— The records —
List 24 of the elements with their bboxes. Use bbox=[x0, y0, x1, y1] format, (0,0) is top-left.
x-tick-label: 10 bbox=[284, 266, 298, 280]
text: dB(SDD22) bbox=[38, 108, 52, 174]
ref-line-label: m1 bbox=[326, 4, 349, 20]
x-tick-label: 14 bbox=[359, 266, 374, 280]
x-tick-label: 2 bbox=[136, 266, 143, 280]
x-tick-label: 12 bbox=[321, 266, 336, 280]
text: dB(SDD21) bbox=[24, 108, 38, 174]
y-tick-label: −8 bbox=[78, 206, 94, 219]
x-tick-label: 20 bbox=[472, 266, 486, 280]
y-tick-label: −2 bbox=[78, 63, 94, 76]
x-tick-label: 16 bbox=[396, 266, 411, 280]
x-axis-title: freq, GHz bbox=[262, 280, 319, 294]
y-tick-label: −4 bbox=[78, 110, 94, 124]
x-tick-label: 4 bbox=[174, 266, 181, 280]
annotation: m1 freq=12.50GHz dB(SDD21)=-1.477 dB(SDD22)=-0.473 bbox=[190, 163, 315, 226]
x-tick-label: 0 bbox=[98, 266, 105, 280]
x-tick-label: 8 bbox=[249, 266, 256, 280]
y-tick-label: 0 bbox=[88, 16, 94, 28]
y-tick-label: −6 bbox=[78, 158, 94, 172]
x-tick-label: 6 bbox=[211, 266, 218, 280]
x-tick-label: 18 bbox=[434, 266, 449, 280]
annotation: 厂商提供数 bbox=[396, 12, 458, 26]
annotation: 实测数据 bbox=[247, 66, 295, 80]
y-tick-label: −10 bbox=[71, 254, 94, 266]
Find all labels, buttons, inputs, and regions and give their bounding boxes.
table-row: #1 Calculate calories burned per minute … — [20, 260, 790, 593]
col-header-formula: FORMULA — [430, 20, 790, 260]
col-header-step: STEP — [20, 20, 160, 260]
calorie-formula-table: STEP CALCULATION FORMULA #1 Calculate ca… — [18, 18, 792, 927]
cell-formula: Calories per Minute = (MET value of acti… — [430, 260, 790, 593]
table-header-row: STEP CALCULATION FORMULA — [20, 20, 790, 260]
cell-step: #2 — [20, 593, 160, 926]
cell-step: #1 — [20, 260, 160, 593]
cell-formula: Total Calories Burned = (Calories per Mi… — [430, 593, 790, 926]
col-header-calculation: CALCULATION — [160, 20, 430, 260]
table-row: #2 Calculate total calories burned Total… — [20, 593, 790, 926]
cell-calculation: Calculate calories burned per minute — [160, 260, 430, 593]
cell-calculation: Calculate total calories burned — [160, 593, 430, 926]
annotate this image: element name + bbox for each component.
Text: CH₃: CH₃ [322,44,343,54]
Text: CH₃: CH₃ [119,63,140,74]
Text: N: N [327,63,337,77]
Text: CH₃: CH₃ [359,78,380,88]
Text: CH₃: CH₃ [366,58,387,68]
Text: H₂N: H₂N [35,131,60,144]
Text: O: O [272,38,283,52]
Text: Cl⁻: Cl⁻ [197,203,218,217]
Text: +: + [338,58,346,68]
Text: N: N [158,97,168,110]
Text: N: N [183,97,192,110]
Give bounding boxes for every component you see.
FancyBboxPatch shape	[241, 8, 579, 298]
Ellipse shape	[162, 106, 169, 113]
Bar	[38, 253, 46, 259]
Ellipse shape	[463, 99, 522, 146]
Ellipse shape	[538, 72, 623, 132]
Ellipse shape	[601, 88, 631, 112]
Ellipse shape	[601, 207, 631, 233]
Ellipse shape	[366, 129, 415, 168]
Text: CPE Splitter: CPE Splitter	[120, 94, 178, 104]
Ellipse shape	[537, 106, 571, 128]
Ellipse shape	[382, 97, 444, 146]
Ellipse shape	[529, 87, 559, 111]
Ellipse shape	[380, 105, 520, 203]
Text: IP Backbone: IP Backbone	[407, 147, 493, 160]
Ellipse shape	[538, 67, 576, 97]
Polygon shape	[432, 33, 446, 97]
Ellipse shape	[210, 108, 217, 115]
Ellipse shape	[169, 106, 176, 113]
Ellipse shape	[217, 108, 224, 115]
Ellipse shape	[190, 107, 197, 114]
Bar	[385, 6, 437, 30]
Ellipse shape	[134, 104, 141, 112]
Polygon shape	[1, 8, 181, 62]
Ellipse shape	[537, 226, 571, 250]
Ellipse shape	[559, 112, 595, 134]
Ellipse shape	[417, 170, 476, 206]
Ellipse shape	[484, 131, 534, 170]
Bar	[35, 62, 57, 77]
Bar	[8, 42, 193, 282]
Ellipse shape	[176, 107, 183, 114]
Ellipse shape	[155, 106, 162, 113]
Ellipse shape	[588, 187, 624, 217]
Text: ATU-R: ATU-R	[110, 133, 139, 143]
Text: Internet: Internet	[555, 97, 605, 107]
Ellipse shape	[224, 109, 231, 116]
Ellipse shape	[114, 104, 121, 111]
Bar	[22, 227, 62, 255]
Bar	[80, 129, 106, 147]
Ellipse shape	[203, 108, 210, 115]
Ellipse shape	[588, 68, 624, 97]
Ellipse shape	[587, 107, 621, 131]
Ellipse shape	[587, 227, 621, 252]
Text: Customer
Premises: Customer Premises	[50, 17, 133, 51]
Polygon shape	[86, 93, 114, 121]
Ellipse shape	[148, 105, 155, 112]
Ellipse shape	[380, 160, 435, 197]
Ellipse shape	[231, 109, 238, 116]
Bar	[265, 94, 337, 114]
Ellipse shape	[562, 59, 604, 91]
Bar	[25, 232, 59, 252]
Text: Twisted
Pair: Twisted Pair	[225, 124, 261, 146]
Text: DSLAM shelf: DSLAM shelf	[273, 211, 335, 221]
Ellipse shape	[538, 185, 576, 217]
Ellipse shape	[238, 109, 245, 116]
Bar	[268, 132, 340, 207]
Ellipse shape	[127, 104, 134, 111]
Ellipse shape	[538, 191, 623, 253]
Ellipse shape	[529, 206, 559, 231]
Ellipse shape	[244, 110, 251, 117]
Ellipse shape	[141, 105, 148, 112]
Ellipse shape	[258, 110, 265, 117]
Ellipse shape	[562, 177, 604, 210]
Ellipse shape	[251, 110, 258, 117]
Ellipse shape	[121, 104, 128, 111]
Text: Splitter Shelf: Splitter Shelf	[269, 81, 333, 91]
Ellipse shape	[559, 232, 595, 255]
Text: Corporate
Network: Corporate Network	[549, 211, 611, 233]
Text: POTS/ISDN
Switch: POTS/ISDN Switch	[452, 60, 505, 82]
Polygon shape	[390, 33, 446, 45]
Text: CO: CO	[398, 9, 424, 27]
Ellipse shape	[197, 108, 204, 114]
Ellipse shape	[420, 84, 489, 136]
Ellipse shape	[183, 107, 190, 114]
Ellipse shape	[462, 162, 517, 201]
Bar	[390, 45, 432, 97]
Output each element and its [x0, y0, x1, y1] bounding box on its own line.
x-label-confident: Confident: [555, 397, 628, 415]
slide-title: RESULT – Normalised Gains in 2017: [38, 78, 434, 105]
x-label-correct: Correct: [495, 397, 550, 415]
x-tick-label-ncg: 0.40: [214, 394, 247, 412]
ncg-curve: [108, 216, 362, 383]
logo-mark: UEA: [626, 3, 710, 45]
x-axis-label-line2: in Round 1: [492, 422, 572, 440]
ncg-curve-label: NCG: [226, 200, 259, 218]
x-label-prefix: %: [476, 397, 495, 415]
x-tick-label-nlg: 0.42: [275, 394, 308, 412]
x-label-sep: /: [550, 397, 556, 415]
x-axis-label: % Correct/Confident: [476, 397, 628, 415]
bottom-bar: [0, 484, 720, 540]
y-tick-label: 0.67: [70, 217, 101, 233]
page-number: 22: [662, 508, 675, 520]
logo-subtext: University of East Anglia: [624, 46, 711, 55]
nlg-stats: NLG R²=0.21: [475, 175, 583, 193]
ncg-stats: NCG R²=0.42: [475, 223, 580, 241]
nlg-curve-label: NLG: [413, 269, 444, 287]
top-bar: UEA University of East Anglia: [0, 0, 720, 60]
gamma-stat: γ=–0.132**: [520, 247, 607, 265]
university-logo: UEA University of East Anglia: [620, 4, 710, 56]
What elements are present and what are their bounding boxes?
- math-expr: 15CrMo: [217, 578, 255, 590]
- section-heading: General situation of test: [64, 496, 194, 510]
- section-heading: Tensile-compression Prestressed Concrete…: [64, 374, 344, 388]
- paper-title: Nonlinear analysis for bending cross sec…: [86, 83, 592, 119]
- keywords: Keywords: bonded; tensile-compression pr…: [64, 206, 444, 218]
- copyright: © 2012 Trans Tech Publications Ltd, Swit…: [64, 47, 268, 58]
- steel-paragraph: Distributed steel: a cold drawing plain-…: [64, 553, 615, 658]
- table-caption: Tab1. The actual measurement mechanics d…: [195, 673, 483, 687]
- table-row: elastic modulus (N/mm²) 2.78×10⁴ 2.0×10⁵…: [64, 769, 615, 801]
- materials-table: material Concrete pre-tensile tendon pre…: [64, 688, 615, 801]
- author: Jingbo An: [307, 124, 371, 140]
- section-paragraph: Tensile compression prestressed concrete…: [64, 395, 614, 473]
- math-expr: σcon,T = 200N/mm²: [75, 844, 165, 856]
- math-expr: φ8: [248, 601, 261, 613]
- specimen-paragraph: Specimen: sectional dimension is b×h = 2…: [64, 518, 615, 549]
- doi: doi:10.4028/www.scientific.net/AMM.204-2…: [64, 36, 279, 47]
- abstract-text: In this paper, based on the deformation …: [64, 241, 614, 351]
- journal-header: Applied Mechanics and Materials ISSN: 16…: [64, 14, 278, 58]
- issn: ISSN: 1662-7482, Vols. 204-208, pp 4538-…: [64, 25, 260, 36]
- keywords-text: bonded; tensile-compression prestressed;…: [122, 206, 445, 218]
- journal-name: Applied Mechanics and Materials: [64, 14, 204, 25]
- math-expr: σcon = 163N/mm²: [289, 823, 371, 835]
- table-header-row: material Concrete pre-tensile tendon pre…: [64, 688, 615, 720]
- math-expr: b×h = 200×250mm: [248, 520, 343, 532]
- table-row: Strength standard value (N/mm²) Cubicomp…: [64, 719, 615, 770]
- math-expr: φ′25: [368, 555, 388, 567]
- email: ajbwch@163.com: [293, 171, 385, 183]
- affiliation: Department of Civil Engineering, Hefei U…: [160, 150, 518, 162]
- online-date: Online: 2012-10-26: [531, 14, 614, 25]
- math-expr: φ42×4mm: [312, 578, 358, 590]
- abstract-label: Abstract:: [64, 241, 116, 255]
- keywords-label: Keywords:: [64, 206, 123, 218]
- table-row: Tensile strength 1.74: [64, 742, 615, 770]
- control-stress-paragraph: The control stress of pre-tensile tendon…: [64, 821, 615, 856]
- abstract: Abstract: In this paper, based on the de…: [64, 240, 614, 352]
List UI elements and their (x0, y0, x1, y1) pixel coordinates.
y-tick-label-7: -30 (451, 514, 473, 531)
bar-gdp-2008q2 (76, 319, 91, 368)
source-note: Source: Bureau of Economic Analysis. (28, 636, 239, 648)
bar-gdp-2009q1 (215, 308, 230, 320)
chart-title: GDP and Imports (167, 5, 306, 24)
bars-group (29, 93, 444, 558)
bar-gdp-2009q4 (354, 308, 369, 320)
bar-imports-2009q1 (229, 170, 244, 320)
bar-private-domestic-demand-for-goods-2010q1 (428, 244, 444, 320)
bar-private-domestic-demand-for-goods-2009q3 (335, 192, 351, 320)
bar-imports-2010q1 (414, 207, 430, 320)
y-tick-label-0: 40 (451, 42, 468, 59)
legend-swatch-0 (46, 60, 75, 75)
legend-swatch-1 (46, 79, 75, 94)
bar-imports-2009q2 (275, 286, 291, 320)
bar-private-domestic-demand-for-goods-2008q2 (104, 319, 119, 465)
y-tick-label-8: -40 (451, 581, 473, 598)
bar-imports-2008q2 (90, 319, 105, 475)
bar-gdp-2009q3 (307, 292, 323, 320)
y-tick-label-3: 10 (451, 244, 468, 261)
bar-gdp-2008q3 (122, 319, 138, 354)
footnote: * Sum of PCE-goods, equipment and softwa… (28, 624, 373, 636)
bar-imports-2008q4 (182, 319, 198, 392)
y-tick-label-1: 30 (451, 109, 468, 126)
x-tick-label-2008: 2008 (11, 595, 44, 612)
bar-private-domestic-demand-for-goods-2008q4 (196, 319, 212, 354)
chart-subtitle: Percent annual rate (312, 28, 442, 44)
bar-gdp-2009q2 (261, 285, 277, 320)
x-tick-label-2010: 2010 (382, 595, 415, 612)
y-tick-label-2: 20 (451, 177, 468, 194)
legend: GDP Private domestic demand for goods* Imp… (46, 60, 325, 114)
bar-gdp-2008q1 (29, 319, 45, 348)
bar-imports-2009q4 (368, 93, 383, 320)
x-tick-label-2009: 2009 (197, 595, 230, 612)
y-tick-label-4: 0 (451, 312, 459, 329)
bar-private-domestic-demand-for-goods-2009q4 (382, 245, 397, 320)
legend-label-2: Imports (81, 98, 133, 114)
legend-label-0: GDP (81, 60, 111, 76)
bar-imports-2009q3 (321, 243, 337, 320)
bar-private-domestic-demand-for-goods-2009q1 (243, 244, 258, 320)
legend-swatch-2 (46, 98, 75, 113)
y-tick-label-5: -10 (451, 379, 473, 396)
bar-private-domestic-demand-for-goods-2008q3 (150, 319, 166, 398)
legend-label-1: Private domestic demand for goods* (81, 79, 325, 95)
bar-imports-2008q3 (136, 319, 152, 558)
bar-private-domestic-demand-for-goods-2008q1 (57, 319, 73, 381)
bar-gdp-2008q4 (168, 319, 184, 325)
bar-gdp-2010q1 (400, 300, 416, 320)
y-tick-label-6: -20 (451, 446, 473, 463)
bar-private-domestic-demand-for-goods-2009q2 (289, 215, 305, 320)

— Written task —
Please copy the records word for word, starting at their very first line and ending with the line that contains "x-tick-label: 12 bbox=[321, 266, 336, 280]", including that line.

— Answer to this exercise —
List 24 of the elements with their bboxes. Use bbox=[x0, y0, x1, y1] format, (0,0) is top-left.
x-tick-label: 10 bbox=[284, 266, 298, 280]
text: dB(SDD22) bbox=[38, 108, 52, 174]
ref-line-label: m1 bbox=[326, 4, 349, 20]
x-tick-label: 14 bbox=[359, 266, 374, 280]
x-tick-label: 2 bbox=[136, 266, 143, 280]
x-tick-label: 12 bbox=[321, 266, 336, 280]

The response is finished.